■ **Your instructions**
State only how many lines contain the string "JSON".
= = = = =
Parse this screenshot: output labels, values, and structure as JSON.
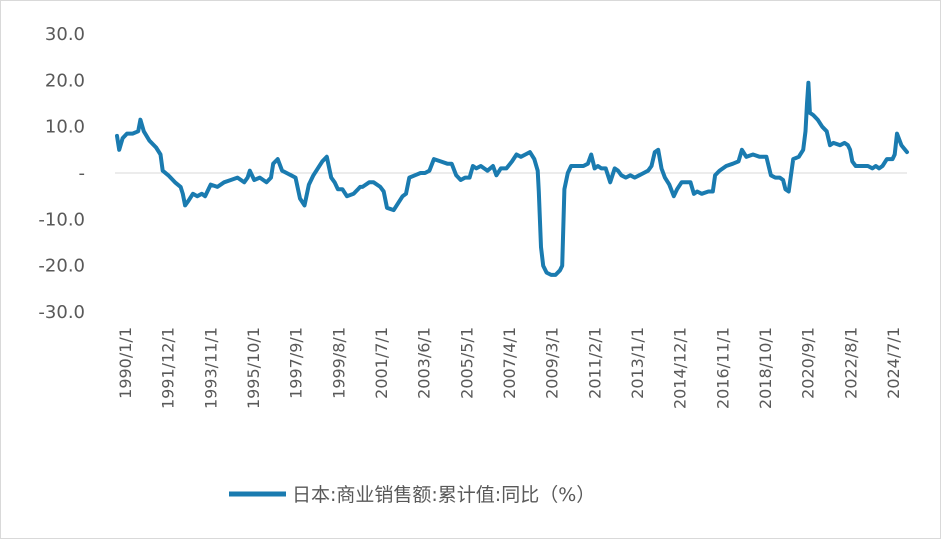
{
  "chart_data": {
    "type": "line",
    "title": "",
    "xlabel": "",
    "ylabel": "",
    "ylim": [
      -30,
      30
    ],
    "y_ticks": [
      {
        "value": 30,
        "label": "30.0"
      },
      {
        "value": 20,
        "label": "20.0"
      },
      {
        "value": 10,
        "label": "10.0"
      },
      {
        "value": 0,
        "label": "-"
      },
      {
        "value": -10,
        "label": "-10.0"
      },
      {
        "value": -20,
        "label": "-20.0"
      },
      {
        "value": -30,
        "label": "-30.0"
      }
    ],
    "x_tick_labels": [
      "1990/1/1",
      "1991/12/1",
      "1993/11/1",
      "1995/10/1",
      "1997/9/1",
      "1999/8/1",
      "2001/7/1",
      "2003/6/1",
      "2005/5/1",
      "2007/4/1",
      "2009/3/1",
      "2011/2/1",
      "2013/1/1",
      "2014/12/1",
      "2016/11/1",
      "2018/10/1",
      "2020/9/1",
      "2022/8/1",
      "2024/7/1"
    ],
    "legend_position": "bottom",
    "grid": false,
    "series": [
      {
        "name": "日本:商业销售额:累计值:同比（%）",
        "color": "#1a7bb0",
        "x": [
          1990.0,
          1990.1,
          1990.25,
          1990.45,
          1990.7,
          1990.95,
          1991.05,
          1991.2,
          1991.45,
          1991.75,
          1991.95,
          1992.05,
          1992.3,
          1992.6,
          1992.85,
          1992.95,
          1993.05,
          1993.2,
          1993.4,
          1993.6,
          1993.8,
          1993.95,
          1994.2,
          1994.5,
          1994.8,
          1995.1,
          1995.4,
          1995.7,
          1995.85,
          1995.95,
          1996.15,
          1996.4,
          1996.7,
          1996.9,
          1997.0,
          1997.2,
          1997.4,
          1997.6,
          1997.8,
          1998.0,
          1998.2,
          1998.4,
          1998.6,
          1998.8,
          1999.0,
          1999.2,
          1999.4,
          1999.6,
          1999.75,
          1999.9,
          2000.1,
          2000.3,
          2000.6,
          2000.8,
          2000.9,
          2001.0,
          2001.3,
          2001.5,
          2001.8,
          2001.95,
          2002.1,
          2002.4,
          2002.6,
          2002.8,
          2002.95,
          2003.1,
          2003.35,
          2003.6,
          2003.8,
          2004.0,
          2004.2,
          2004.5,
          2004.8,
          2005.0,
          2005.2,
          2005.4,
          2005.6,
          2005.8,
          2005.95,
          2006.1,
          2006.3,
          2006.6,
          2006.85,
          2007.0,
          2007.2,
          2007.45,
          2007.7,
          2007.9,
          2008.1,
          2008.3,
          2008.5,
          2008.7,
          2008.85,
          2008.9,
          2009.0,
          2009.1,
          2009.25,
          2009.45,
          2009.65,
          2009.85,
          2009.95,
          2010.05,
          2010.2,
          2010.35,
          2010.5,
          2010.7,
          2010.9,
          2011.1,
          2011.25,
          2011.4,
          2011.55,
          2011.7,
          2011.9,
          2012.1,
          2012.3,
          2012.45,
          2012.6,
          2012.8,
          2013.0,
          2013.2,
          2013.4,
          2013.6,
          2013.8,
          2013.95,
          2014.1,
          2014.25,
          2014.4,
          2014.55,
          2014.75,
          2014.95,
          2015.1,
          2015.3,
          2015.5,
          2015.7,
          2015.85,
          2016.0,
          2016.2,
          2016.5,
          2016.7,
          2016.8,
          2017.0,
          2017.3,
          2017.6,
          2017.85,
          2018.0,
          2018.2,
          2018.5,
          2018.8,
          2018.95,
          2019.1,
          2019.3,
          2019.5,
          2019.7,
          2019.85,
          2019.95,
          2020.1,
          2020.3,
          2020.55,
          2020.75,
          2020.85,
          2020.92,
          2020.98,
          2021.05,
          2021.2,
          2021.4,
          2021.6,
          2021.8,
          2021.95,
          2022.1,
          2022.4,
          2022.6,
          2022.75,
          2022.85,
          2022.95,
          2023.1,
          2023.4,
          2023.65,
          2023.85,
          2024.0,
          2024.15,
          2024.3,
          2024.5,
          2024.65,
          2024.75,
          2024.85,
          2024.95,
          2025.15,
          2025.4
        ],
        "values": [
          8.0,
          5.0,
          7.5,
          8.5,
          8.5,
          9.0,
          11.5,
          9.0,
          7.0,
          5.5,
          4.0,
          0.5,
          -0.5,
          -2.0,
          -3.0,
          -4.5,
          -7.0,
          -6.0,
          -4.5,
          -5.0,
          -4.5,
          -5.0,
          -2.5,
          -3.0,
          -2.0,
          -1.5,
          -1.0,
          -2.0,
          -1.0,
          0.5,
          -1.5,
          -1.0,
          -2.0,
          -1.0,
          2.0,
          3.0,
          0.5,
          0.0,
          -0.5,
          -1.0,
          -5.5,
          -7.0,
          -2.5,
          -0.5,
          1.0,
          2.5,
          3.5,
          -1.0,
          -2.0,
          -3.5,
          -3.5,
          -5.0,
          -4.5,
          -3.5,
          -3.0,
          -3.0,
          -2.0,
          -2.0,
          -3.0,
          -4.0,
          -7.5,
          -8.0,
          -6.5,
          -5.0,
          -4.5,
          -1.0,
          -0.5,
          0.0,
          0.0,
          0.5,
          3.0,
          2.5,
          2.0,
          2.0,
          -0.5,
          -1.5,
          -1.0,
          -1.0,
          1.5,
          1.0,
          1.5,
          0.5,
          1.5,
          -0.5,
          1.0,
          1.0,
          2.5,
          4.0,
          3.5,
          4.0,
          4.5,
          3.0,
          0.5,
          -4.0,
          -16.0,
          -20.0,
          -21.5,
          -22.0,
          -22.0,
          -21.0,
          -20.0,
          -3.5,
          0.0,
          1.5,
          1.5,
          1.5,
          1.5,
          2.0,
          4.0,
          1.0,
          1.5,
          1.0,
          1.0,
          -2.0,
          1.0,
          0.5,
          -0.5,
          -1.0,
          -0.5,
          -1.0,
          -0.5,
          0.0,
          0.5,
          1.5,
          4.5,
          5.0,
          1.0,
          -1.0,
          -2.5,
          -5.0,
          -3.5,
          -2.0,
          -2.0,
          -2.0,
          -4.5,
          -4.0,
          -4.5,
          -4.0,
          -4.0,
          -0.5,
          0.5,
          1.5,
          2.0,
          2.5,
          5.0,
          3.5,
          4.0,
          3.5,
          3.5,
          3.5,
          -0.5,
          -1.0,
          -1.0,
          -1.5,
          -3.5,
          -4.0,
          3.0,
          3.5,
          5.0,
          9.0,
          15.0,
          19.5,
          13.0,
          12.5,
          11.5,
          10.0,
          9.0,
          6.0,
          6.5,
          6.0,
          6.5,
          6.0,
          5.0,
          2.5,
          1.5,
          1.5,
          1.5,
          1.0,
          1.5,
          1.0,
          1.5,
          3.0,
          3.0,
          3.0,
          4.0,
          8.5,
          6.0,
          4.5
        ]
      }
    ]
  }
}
= = = = =
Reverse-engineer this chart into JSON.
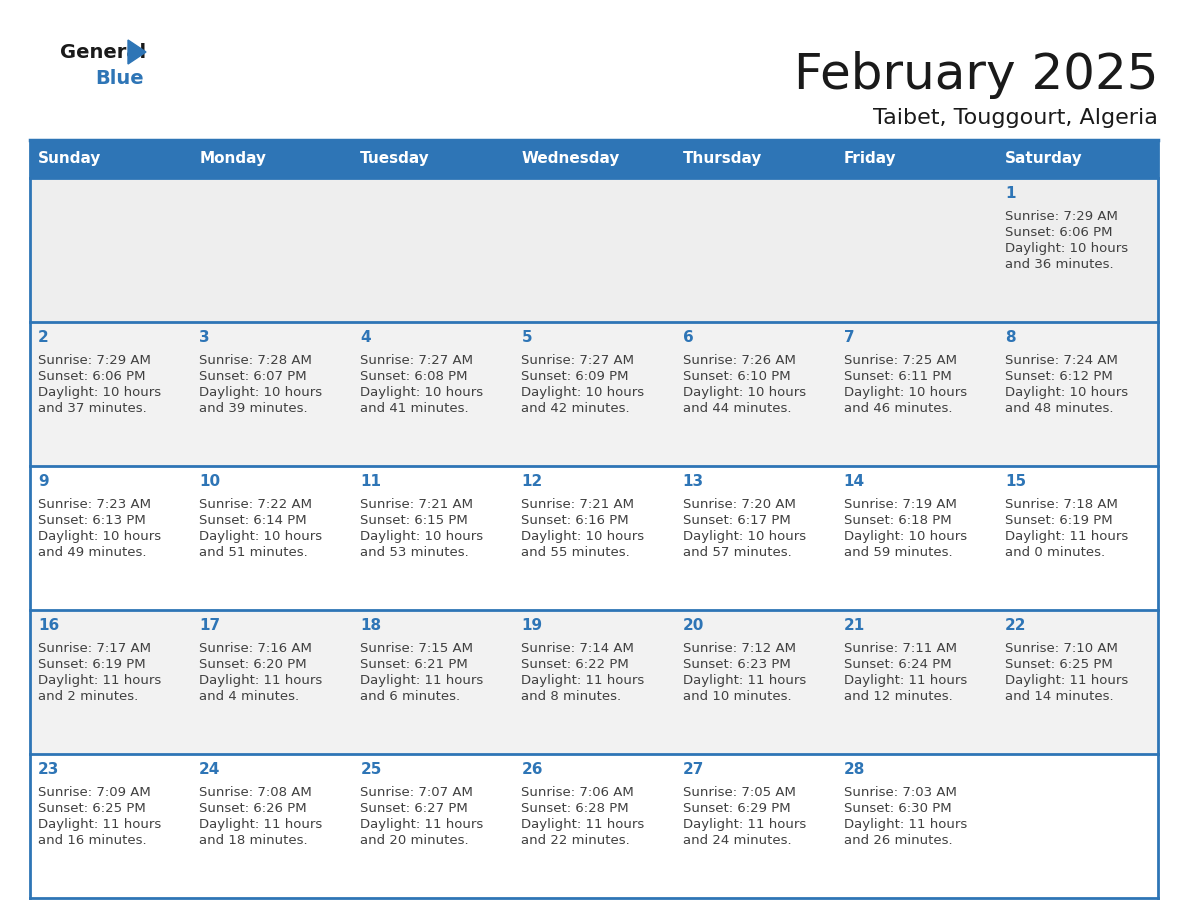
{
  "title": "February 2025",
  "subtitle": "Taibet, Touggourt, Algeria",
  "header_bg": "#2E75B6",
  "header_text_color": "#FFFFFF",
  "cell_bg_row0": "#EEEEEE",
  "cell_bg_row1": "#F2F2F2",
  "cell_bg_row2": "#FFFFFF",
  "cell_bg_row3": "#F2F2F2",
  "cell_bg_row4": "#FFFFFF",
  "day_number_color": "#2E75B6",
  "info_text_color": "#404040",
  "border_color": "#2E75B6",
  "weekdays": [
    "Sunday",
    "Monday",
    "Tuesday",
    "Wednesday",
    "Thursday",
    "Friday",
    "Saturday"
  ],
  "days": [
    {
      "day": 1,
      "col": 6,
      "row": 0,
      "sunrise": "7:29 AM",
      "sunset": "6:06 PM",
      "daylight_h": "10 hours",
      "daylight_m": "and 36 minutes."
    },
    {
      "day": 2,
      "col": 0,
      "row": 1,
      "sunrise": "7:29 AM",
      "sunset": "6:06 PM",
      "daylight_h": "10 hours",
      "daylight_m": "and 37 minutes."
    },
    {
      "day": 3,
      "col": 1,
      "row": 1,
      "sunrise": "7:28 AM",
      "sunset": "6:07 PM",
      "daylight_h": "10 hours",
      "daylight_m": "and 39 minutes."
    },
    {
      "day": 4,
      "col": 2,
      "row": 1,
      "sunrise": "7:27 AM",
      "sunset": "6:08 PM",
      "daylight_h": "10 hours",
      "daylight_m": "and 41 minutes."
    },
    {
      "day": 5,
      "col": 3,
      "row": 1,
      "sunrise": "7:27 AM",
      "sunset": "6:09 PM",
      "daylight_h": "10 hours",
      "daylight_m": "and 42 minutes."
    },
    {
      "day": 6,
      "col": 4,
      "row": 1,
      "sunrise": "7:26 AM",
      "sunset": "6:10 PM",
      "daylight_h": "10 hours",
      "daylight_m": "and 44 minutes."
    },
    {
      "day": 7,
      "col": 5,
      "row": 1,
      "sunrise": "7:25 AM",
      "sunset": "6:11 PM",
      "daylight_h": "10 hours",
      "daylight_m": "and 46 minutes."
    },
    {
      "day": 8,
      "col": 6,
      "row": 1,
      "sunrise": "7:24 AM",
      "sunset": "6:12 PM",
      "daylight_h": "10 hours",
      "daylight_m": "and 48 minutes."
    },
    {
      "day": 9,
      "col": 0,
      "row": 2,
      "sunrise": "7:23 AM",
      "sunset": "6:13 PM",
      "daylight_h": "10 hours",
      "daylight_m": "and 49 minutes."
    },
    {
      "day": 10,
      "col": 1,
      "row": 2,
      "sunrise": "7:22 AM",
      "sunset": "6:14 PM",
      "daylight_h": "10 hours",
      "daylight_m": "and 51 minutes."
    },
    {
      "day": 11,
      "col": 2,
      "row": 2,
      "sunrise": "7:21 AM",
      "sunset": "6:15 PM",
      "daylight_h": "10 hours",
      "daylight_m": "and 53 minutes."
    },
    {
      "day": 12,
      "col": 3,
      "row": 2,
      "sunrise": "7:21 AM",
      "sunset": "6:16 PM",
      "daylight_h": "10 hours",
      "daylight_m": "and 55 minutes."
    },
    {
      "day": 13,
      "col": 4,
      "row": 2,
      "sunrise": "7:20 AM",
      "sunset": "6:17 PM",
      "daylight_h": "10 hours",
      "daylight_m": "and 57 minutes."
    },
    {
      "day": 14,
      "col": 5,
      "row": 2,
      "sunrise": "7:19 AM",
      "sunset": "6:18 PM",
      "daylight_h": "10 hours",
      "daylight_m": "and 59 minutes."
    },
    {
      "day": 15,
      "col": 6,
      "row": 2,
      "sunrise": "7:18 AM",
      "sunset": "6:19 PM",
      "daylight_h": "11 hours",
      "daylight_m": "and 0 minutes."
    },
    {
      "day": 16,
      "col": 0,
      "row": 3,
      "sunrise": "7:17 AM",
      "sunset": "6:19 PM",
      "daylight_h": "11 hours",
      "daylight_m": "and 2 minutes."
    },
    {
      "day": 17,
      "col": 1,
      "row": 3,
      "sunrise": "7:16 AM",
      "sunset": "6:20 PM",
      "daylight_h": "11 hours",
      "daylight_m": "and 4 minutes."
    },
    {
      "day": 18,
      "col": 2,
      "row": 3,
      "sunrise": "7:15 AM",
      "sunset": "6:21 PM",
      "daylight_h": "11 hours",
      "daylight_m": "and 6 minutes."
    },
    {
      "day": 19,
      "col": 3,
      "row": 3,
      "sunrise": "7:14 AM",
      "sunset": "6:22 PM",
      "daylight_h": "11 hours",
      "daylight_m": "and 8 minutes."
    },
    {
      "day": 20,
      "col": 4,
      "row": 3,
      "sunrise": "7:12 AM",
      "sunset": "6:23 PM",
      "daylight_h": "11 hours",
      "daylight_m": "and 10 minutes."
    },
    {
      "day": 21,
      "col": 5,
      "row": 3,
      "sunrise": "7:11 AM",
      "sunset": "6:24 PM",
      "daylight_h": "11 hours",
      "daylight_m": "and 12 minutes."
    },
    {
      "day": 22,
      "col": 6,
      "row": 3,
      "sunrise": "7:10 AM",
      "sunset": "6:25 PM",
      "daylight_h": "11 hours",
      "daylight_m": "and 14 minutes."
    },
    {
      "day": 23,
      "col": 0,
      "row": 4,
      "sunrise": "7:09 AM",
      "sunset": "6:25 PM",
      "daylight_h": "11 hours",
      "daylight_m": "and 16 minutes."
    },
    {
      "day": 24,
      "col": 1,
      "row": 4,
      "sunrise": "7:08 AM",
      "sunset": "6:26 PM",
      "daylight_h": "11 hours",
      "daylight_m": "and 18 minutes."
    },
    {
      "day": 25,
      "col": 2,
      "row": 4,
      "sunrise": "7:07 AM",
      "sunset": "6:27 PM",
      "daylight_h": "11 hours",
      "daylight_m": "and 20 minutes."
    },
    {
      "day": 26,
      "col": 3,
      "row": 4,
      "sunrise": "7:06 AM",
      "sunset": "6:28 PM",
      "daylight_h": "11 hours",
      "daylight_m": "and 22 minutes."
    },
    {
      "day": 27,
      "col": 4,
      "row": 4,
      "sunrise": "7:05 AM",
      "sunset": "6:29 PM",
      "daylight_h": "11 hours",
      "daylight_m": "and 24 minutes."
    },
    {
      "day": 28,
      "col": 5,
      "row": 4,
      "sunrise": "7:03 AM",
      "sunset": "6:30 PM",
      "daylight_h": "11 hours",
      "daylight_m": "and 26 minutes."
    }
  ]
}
= = = = =
■ **Solution to this task**
2